(begin)

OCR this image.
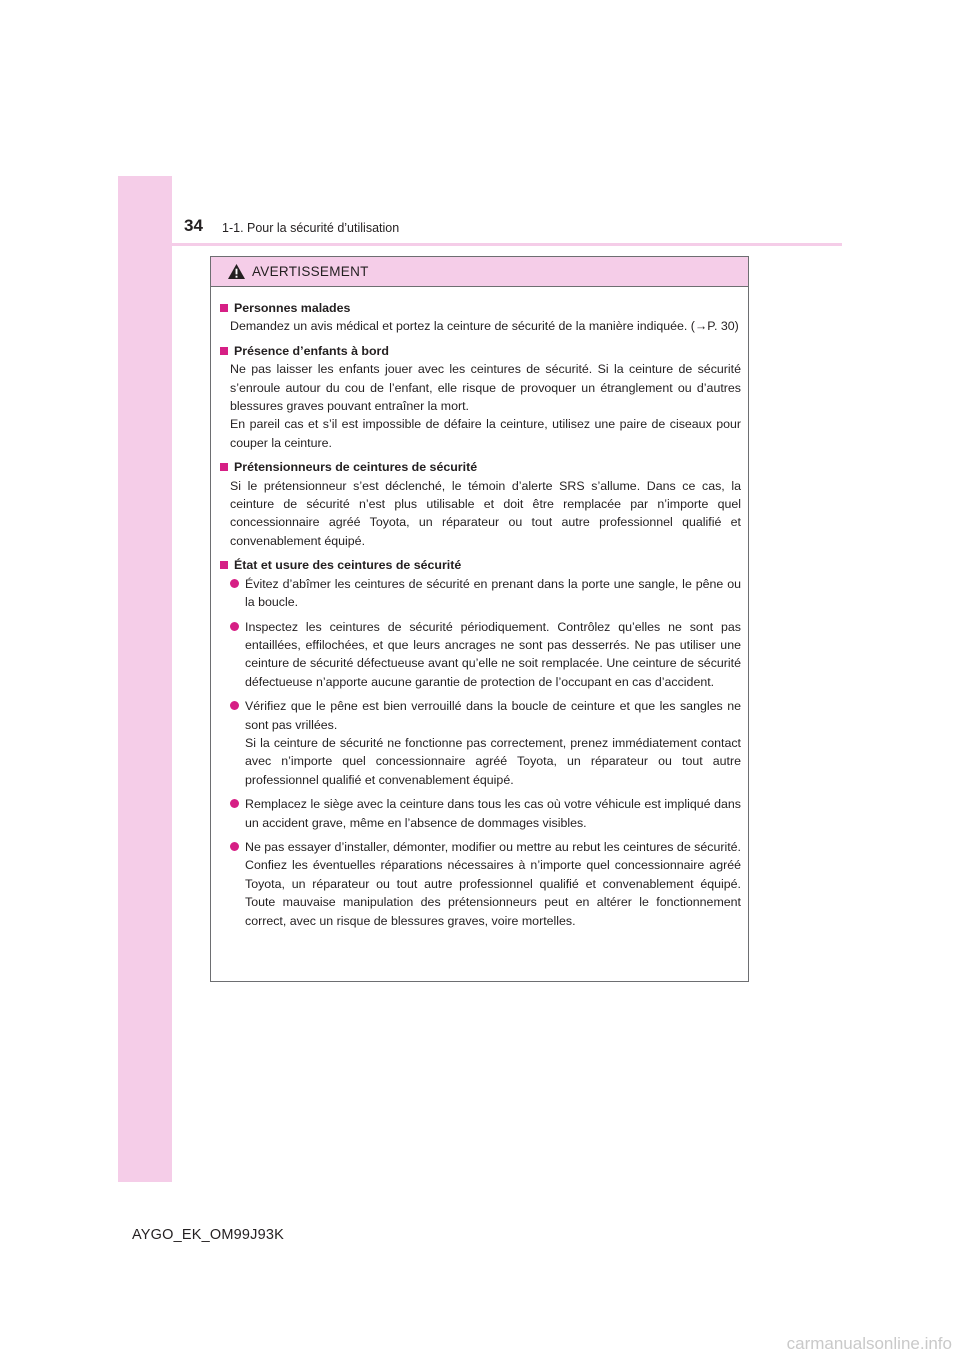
34 1-1. Pour la sécurité d’utilisation
AVERTISSEMENT
Personnes malades
Demandez un avis médical et portez la ceinture de sécurité de la manière indiquée. (→P. 30)
Présence d’enfants à bord
Ne pas laisser les enfants jouer avec les ceintures de sécurité. Si la ceinture de sécurité s’enroule autour du cou de l’enfant, elle risque de provoquer un étranglement ou d’autres blessures graves pouvant entraîner la mort.
En pareil cas et s’il est impossible de défaire la ceinture, utilisez une paire de ciseaux pour couper la ceinture.
Prétensionneurs de ceintures de sécurité
Si le prétensionneur s’est déclenché, le témoin d’alerte SRS s’allume. Dans ce cas, la ceinture de sécurité n’est plus utilisable et doit être remplacée par n’importe quel concessionnaire agréé Toyota, un réparateur ou tout autre professionnel qualifié et convenablement équipé.
État et usure des ceintures de sécurité
Évitez d’abîmer les ceintures de sécurité en prenant dans la porte une sangle, le pêne ou la boucle.
Inspectez les ceintures de sécurité périodiquement. Contrôlez qu’elles ne sont pas entaillées, effilochées, et que leurs ancrages ne sont pas desserrés. Ne pas utiliser une ceinture de sécurité défectueuse avant qu’elle ne soit remplacée. Une ceinture de sécurité défectueuse n’apporte aucune garantie de protection de l’occupant en cas d’accident.
Vérifiez que le pêne est bien verrouillé dans la boucle de ceinture et que les sangles ne sont pas vrillées.
Si la ceinture de sécurité ne fonctionne pas correctement, prenez immédiatement contact avec n’importe quel concessionnaire agréé Toyota, un réparateur ou tout autre professionnel qualifié et convenablement équipé.
Remplacez le siège avec la ceinture dans tous les cas où votre véhicule est impliqué dans un accident grave, même en l’absence de dommages visibles.
Ne pas essayer d’installer, démonter, modifier ou mettre au rebut les ceintures de sécurité. Confiez les éventuelles réparations nécessaires à n’importe quel concessionnaire agréé Toyota, un réparateur ou tout autre professionnel qualifié et convenablement équipé. Toute mauvaise manipulation des prétensionneurs peut en altérer le fonctionnement correct, avec un risque de blessures graves, voire mortelles.
AYGO_EK_OM99J93K
carmanualsonline.info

(end)

REQUIRED WORK: Could you repeat all of the material exactly? Pictures should not be copied.

RESPONSE:
OCR this image.
34 1-1. Pour la sécurité d’utilisation
AVERTISSEMENT
Personnes malades
Demandez un avis médical et portez la ceinture de sécurité de la manière indiquée. (→P. 30)
Présence d’enfants à bord
Ne pas laisser les enfants jouer avec les ceintures de sécurité. Si la ceinture de sécurité s’enroule autour du cou de l’enfant, elle risque de provoquer un étranglement ou d’autres blessures graves pouvant entraîner la mort.
En pareil cas et s’il est impossible de défaire la ceinture, utilisez une paire de ciseaux pour couper la ceinture.
Prétensionneurs de ceintures de sécurité
Si le prétensionneur s’est déclenché, le témoin d’alerte SRS s’allume. Dans ce cas, la ceinture de sécurité n’est plus utilisable et doit être remplacée par n’importe quel concessionnaire agréé Toyota, un réparateur ou tout autre professionnel qualifié et convenablement équipé.
État et usure des ceintures de sécurité
Évitez d’abîmer les ceintures de sécurité en prenant dans la porte une sangle, le pêne ou la boucle.
Inspectez les ceintures de sécurité périodiquement. Contrôlez qu’elles ne sont pas entaillées, effilochées, et que leurs ancrages ne sont pas desserrés. Ne pas utiliser une ceinture de sécurité défectueuse avant qu’elle ne soit remplacée. Une ceinture de sécurité défectueuse n’apporte aucune garantie de protection de l’occupant en cas d’accident.
Vérifiez que le pêne est bien verrouillé dans la boucle de ceinture et que les sangles ne sont pas vrillées.
Si la ceinture de sécurité ne fonctionne pas correctement, prenez immédiatement contact avec n’importe quel concessionnaire agréé Toyota, un réparateur ou tout autre professionnel qualifié et convenablement équipé.
Remplacez le siège avec la ceinture dans tous les cas où votre véhicule est impliqué dans un accident grave, même en l’absence de dommages visibles.
Ne pas essayer d’installer, démonter, modifier ou mettre au rebut les ceintures de sécurité. Confiez les éventuelles réparations nécessaires à n’importe quel concessionnaire agréé Toyota, un réparateur ou tout autre professionnel qualifié et convenablement équipé. Toute mauvaise manipulation des prétensionneurs peut en altérer le fonctionnement correct, avec un risque de blessures graves, voire mortelles.
AYGO_EK_OM99J93K
carmanualsonline.info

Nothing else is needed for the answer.